What is asked — Separate out the lines that hold "frac".

-------

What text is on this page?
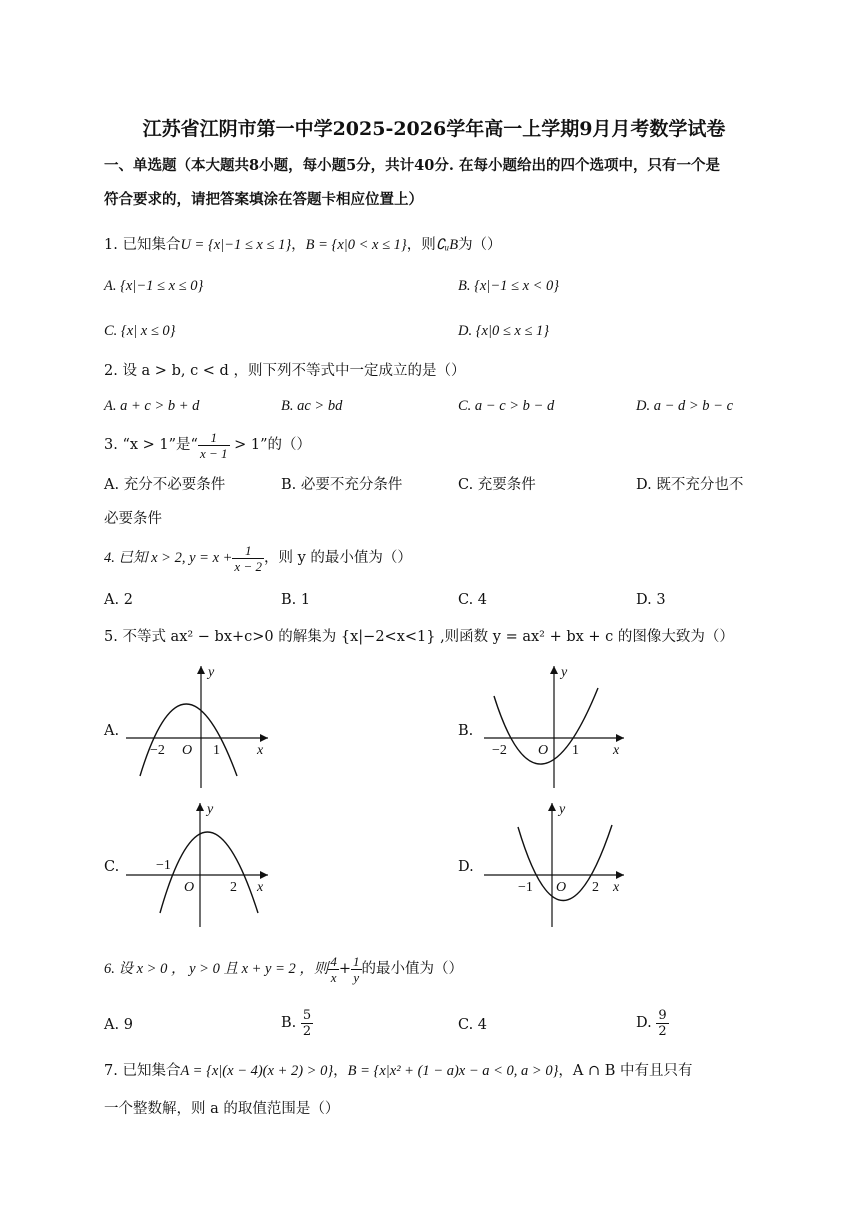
江苏省江阴市第一中学2025-2026学年高一上学期9月月考数学试卷
一、单选题（本大题共8小题，每小题5分，共计40分. 在每小题给出的四个选项中，只有一个是
符合要求的，请把答案填涂在答题卡相应位置上）
1. 已知集合U = {x|−1 ≤ x ≤ 1}，B = {x|0 < x ≤ 1}，则∁ᵤB为（）
A. {x|−1 ≤ x ≤ 0}	B. {x|−1 ≤ x < 0}
C. {x| x ≤ 0}	D. {x|0 ≤ x ≤ 1}
2. 设 a > b, c < d ，则下列不等式中一定成立的是（）
A. a + c > b + d	B. ac > bd	C. a − c > b − d	D. a − d > b − c
3. “x > 1”是“ $\frac{1}{x - 1} > 1$”的（）
A. 充分不必要条件	B. 必要不充分条件	C. 充要条件	D. 既不充分也不
必要条件
4. 已知 x > 2, $y = x + \frac{1}{x - 2}$ ，则 y 的最小值为（）
A. 2	B. 1	C. 4	D. 3
5. 不等式 ax² − bx+c>0 的解集为 {x|−2<x<1} ,则函数 y = ax² + bx + c 的图像大致为（）
A.	B.
C.	D.
y
x
−2 O 1
y
x
−2 O 1
y
x
−1
O	2
y
x
−1 O 2
6. 设 x > 0 ， y > 0 且 x + y = 2 ，则 $\frac{4}{x} + \frac{1}{y}$ 的最小值为（）
A. 9	B. $\frac{5}{2}$	C. 4	D. $\frac{9}{2}$
7. 已知集合A = {x|(x − 4)(x + 2) > 0}，B = {x|x² + (1 − a)x − a < 0, a > 0}，A ∩ B 中有且只有
一个整数解，则 a 的取值范围是（）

-------

Solution for this problem —
3. “x > 1”是“ $\frac{1}{x - 1} > 1$”的（）
4. 已知 x > 2, $y = x + \frac{1}{x - 2}$ ，则 y 的最小值为（）
6. 设 x > 0 ， y > 0 且 x + y = 2 ，则 $\frac{4}{x} + \frac{1}{y}$ 的最小值为（）
A. 9	B. $\frac{5}{2}$	C. 4	D. $\frac{9}{2}$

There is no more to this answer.